━━ Provided records

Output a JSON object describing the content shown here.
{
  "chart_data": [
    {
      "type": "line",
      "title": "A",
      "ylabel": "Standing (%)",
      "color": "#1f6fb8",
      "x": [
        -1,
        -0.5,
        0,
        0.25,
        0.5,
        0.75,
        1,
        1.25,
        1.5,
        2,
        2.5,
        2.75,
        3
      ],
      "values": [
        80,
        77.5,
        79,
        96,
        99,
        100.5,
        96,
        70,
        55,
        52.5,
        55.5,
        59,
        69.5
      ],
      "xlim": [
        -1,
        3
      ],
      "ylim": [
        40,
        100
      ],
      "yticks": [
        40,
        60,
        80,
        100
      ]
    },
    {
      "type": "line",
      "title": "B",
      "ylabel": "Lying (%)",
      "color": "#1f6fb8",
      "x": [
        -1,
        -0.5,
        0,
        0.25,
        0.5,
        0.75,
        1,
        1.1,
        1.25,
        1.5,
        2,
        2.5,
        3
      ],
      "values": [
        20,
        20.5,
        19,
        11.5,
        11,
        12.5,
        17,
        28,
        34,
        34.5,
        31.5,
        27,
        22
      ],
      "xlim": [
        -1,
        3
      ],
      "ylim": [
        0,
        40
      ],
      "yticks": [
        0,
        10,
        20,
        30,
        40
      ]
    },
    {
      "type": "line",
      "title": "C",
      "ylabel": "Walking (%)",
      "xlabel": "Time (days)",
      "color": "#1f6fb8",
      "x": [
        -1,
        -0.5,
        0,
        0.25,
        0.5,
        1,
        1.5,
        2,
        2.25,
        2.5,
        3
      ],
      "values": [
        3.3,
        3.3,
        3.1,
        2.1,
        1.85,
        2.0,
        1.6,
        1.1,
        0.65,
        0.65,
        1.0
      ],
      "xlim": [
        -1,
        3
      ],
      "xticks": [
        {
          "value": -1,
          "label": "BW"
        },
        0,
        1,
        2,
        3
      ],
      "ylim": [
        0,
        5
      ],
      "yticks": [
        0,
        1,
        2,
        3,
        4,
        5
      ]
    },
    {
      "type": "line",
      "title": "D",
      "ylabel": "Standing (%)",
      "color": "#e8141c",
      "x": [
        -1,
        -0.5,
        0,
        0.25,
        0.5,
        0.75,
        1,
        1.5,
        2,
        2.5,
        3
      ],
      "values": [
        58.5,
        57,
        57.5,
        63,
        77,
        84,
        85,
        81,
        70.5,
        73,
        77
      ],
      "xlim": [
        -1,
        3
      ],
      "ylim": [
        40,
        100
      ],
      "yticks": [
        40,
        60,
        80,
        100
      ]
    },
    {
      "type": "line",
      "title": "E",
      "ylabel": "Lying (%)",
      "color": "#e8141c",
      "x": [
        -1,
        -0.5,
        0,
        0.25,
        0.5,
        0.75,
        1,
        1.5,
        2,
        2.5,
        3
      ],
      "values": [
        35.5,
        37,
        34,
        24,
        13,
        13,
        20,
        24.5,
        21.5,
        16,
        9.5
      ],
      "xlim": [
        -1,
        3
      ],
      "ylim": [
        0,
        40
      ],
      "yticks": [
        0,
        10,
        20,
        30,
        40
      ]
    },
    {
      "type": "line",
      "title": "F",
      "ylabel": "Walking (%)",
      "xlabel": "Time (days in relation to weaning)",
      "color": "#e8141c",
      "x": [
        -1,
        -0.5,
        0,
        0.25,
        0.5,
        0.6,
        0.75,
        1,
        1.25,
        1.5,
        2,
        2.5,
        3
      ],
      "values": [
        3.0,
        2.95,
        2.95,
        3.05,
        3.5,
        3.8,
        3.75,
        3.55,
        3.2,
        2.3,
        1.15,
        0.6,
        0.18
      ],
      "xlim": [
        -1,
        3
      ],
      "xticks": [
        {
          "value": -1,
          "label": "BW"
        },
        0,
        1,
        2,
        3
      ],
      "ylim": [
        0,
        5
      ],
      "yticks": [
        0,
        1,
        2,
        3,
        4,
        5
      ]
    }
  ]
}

━━━━

Stated problem: Read through the data and copy every line where "title" shows up.

Correct result:
      "title": "A",
      "title": "B",
      "title": "C",
      "title": "D",
      "title": "E",
      "title": "F",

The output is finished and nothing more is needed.